### WHAT TO WORK ON
Omit all pictures, then retype the data exactly as given.

::: EXTRACTED RECORDS :::

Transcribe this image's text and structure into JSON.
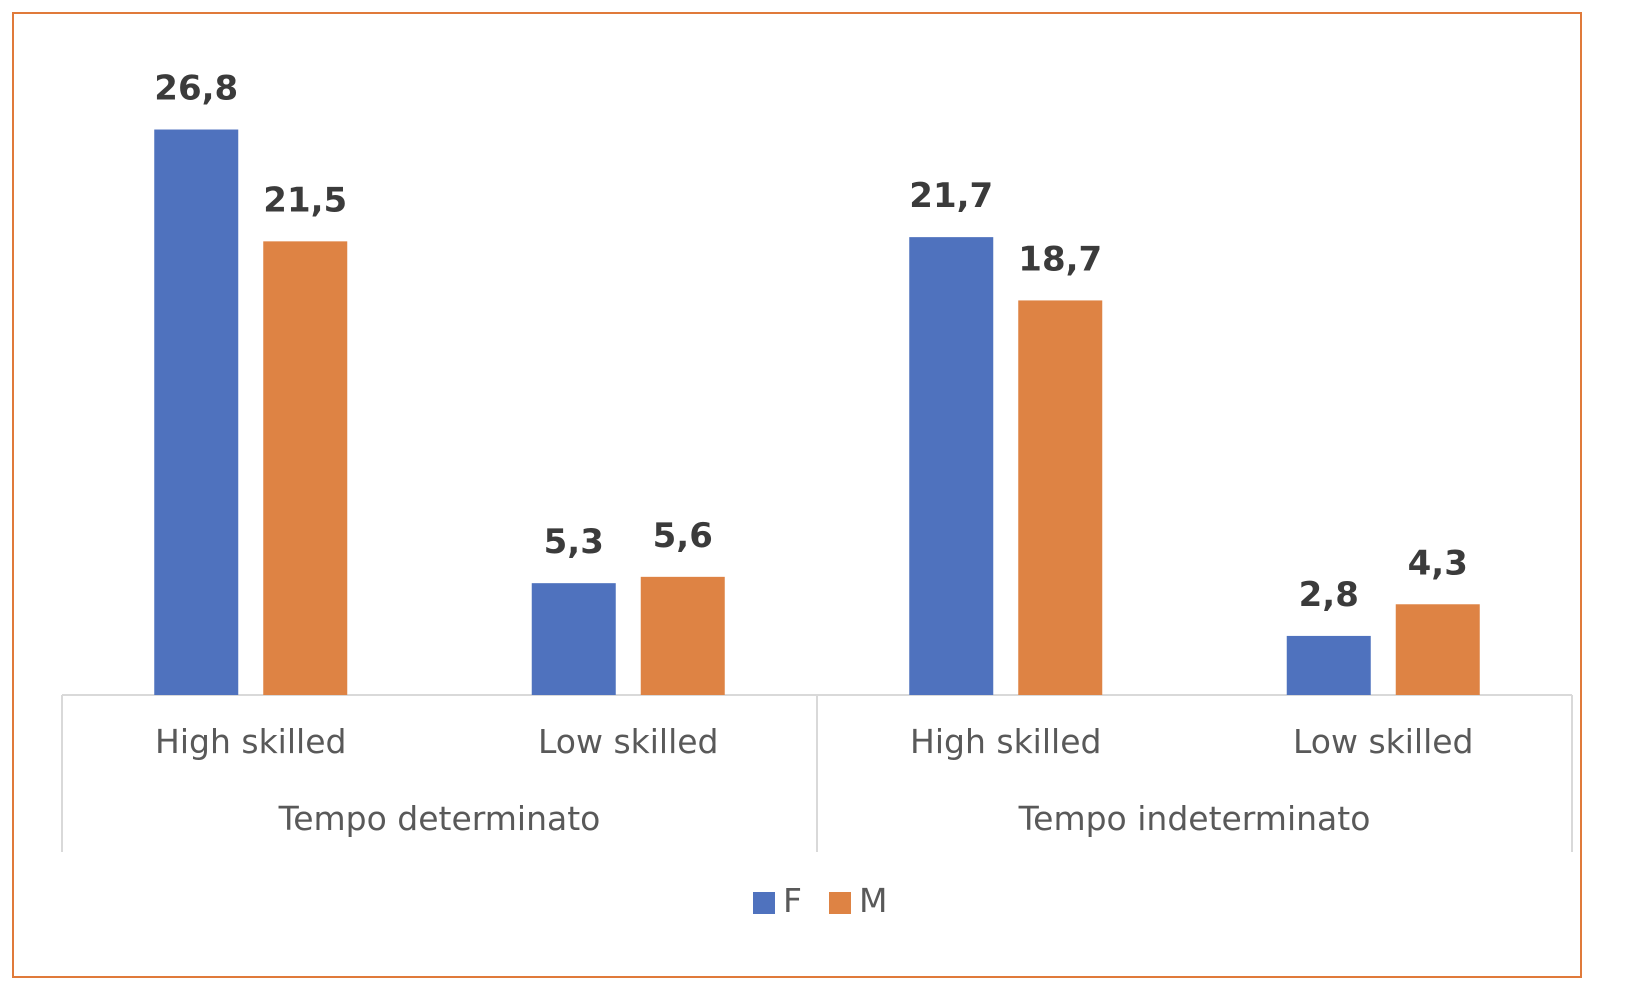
{
  "chart_data": {
    "type": "bar",
    "groups": [
      {
        "label": "Tempo determinato",
        "categories": [
          "High skilled",
          "Low skilled"
        ]
      },
      {
        "label": "Tempo indeterminato",
        "categories": [
          "High skilled",
          "Low skilled"
        ]
      }
    ],
    "series": [
      {
        "name": "F",
        "color": "#4F72BE",
        "values": [
          26.8,
          5.3,
          21.7,
          2.8
        ],
        "labels": [
          "26,8",
          "5,3",
          "21,7",
          "2,8"
        ]
      },
      {
        "name": "M",
        "color": "#DE8344",
        "values": [
          21.5,
          5.6,
          18.7,
          4.3
        ],
        "labels": [
          "21,5",
          "5,6",
          "18,7",
          "4,3"
        ]
      }
    ],
    "ylim": [
      0,
      30
    ],
    "grid": false,
    "legend_position": "bottom-center",
    "border_color": "#E07A3A",
    "axis_color": "#D9D9D9"
  }
}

:::

### EXERCISE ANSWER
Transcribe this image's text and structure into JSON.
{
  "chart_data": {
    "type": "bar",
    "groups": [
      {
        "label": "Tempo determinato",
        "categories": [
          "High skilled",
          "Low skilled"
        ]
      },
      {
        "label": "Tempo indeterminato",
        "categories": [
          "High skilled",
          "Low skilled"
        ]
      }
    ],
    "series": [
      {
        "name": "F",
        "color": "#4F72BE",
        "values": [
          26.8,
          5.3,
          21.7,
          2.8
        ],
        "labels": [
          "26,8",
          "5,3",
          "21,7",
          "2,8"
        ]
      },
      {
        "name": "M",
        "color": "#DE8344",
        "values": [
          21.5,
          5.6,
          18.7,
          4.3
        ],
        "labels": [
          "21,5",
          "5,6",
          "18,7",
          "4,3"
        ]
      }
    ],
    "ylim": [
      0,
      30
    ],
    "grid": false,
    "legend_position": "bottom-center",
    "border_color": "#E07A3A",
    "axis_color": "#D9D9D9"
  }
}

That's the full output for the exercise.